YOUR GOAL: Gather up the lines with the word "стритбол" in them.

GIVEN RECORDS:

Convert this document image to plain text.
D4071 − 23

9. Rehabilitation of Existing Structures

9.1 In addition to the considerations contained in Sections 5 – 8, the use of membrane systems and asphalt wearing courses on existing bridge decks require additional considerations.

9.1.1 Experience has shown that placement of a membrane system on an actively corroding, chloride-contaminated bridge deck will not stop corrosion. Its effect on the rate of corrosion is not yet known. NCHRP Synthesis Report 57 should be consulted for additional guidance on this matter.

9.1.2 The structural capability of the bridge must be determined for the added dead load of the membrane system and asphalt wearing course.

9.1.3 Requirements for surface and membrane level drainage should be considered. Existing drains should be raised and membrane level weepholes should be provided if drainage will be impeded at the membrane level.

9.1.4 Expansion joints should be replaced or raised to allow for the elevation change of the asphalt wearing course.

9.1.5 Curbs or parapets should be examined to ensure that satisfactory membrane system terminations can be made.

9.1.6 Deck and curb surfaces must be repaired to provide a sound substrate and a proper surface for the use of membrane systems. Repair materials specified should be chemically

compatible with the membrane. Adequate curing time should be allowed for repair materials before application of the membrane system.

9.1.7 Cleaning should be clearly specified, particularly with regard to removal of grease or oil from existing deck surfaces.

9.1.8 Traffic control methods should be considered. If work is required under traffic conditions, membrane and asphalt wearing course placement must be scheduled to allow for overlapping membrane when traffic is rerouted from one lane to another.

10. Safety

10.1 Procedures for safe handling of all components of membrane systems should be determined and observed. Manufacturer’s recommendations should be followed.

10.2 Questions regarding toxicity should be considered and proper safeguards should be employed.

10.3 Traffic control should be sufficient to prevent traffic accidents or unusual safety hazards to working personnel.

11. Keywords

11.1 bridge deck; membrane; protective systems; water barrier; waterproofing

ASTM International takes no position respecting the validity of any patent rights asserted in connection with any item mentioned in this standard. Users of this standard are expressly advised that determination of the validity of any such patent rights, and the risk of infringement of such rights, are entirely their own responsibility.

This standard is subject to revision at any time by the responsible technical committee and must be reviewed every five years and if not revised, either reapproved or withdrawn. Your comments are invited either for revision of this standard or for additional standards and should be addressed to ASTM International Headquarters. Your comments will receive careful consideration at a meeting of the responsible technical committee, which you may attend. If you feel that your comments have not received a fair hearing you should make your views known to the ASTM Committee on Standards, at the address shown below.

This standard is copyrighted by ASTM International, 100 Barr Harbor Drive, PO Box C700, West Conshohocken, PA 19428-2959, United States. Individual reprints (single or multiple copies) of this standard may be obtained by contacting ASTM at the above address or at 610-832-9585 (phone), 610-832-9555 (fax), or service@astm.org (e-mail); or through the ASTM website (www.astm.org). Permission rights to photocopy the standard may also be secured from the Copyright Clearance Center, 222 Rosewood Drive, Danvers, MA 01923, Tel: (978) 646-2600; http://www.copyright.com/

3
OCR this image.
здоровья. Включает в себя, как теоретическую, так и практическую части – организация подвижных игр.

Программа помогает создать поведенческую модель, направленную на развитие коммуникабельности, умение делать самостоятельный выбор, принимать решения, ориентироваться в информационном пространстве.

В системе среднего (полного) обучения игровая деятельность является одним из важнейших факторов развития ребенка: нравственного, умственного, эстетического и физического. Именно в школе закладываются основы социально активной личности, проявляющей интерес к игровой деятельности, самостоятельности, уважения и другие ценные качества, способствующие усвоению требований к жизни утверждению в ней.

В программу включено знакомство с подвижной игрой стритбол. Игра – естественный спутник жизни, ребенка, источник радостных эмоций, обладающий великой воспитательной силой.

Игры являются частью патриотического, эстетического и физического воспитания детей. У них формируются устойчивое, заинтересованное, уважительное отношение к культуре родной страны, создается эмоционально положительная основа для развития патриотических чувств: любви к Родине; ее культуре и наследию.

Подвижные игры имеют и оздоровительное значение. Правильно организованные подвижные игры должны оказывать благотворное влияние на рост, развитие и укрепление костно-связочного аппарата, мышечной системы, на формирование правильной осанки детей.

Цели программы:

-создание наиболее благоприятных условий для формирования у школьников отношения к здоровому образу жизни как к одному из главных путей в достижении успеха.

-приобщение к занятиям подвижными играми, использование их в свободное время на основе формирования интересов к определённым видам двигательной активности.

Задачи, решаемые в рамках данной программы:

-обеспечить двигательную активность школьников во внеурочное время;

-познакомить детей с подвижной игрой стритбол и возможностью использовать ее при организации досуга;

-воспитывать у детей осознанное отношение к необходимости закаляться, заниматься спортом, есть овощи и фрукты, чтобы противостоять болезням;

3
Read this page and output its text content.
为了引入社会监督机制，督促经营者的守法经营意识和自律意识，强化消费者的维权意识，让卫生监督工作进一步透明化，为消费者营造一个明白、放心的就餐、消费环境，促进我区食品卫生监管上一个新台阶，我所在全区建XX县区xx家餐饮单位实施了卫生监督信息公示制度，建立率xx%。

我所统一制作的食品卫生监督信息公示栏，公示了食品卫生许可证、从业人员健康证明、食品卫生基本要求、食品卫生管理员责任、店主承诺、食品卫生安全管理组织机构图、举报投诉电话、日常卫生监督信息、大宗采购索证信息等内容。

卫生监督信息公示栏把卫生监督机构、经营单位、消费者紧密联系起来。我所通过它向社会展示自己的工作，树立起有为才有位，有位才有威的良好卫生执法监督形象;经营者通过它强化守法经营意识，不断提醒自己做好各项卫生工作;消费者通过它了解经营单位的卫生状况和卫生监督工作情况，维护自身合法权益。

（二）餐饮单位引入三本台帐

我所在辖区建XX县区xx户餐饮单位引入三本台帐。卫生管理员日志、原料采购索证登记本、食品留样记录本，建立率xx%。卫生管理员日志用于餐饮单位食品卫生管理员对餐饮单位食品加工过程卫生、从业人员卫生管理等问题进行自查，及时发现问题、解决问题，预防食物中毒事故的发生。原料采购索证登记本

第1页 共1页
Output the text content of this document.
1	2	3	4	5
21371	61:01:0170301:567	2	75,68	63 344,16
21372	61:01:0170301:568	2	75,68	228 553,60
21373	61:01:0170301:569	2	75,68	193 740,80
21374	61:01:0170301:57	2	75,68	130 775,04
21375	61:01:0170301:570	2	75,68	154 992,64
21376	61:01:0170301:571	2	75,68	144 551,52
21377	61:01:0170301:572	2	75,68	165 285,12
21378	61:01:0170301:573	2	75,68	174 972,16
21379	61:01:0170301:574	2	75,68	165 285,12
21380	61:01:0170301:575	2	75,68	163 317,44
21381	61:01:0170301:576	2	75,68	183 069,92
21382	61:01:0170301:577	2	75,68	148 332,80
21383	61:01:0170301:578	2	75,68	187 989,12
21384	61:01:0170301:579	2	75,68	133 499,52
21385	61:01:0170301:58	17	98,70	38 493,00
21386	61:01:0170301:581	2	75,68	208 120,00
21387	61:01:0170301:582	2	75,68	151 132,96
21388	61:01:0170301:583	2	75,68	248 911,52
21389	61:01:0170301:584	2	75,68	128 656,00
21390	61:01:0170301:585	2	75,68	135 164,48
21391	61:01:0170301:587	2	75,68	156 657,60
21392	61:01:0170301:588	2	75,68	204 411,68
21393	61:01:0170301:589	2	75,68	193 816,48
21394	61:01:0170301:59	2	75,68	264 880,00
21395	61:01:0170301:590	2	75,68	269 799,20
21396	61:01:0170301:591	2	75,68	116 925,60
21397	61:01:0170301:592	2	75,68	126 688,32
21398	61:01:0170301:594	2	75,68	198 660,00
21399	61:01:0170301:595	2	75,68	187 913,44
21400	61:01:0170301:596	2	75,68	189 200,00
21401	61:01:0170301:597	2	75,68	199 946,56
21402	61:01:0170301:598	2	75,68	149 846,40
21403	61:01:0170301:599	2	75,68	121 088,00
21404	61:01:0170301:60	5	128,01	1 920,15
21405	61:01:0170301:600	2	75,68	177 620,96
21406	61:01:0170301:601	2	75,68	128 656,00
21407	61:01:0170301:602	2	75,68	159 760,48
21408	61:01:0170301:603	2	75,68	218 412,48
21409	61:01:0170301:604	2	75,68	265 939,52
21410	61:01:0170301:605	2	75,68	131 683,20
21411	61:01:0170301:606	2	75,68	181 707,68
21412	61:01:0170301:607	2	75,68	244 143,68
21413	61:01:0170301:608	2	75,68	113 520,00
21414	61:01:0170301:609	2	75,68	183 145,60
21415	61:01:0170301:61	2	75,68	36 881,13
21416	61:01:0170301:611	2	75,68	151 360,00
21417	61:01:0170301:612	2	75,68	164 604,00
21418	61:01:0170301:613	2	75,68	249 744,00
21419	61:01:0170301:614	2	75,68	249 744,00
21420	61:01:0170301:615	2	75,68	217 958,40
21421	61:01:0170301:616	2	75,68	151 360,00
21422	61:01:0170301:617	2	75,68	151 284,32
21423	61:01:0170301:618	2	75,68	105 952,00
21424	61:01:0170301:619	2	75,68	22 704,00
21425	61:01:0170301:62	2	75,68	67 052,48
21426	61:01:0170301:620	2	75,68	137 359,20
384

FULL OUTPUT:
В программу включено знакомство с подвижной игрой стритбол. Игра – естественный спутник жизни, ребенка, источник радостных эмоций, обладающий великой воспитательной силой.
-познакомить детей с подвижной игрой стритбол и возможностью использовать ее при организации досуга;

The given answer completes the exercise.